◆ **WHAT YOU HAVE TO DO**
Tally the lines containing the word "förslag" and give the total alone.

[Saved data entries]
------------------------
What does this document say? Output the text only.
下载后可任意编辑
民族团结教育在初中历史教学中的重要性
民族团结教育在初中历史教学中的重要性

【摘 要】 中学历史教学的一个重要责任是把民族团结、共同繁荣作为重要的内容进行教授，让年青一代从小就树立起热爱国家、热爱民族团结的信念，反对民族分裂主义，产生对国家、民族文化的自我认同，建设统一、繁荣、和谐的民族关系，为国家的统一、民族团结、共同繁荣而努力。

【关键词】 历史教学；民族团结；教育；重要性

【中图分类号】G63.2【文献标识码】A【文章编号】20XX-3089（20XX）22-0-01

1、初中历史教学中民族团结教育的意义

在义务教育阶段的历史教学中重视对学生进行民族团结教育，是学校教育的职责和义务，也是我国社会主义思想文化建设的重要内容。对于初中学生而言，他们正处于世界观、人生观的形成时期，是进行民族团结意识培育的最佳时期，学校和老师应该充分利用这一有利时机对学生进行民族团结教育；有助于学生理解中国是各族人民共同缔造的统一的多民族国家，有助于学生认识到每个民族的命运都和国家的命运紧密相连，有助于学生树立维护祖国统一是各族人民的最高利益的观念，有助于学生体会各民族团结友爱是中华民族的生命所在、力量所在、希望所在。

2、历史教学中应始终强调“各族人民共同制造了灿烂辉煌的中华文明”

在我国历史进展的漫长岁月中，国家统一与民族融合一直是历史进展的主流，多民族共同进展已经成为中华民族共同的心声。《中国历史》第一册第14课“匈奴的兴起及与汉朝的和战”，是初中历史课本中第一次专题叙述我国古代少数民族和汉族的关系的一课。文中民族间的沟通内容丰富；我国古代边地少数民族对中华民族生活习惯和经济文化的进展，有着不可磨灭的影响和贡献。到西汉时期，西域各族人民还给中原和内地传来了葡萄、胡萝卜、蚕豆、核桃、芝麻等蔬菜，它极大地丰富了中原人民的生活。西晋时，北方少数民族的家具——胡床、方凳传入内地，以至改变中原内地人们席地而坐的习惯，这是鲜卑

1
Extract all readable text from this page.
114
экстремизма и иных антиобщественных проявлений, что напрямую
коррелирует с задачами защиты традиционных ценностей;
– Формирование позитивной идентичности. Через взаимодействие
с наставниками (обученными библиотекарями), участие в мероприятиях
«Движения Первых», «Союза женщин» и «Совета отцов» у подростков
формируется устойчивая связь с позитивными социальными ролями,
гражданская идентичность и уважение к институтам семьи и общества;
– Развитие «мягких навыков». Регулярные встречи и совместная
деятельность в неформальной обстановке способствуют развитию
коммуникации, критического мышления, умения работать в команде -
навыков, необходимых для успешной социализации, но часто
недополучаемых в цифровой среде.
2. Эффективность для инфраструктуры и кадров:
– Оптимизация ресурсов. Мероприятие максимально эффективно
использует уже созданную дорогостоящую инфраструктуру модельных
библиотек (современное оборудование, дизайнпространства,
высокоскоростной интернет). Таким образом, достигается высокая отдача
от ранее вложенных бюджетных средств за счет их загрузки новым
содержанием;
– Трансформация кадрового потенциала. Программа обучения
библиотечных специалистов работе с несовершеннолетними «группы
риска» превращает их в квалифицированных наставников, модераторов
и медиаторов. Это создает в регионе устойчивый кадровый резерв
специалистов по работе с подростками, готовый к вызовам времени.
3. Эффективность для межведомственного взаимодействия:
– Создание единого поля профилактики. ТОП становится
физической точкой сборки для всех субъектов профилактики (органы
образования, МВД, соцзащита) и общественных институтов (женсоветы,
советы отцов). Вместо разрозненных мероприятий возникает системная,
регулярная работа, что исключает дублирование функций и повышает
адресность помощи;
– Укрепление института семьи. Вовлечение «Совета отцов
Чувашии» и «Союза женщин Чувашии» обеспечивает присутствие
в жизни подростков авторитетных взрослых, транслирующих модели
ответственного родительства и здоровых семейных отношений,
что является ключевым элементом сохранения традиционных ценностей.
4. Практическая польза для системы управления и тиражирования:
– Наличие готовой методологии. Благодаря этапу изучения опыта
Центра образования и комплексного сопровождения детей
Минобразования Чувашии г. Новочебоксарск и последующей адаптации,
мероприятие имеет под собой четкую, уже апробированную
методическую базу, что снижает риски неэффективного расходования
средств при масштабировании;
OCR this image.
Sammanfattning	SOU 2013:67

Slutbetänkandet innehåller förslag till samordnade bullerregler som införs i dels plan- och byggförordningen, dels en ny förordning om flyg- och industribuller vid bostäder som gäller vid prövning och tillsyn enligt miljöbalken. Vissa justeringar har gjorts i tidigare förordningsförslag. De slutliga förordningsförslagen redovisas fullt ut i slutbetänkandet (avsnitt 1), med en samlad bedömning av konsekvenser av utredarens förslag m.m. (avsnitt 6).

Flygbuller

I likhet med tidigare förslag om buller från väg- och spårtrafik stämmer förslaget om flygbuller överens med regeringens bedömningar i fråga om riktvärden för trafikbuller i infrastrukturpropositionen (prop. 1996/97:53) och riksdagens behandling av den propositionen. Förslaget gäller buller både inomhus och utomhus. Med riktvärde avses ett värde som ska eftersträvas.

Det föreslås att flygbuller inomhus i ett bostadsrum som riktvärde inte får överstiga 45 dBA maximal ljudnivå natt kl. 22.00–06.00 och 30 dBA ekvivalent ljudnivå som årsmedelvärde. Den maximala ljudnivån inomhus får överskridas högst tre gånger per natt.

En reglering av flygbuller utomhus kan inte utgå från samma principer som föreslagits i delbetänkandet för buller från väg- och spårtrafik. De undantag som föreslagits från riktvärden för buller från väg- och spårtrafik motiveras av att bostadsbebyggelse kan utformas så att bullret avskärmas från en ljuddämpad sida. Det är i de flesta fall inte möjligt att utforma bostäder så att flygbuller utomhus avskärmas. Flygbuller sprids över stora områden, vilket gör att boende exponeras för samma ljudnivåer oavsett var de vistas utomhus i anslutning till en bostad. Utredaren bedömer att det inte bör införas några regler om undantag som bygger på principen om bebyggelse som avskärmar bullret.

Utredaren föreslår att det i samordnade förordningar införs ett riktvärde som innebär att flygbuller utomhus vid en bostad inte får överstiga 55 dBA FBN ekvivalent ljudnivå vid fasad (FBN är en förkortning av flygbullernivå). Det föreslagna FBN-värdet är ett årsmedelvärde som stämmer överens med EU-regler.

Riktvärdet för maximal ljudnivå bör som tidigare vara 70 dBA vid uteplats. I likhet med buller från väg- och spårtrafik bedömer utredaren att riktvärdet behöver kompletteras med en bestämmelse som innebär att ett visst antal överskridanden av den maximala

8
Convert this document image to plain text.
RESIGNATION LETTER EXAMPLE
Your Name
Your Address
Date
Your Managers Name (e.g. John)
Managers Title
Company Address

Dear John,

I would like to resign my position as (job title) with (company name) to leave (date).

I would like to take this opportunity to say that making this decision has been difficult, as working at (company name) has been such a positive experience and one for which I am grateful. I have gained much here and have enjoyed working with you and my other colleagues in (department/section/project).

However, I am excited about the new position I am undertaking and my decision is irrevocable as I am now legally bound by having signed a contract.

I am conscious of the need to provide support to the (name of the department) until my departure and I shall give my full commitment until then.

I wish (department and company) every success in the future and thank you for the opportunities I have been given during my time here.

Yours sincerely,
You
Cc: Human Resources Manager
------------------------
◆ **SOLUTION TO THE PROBLEM**
2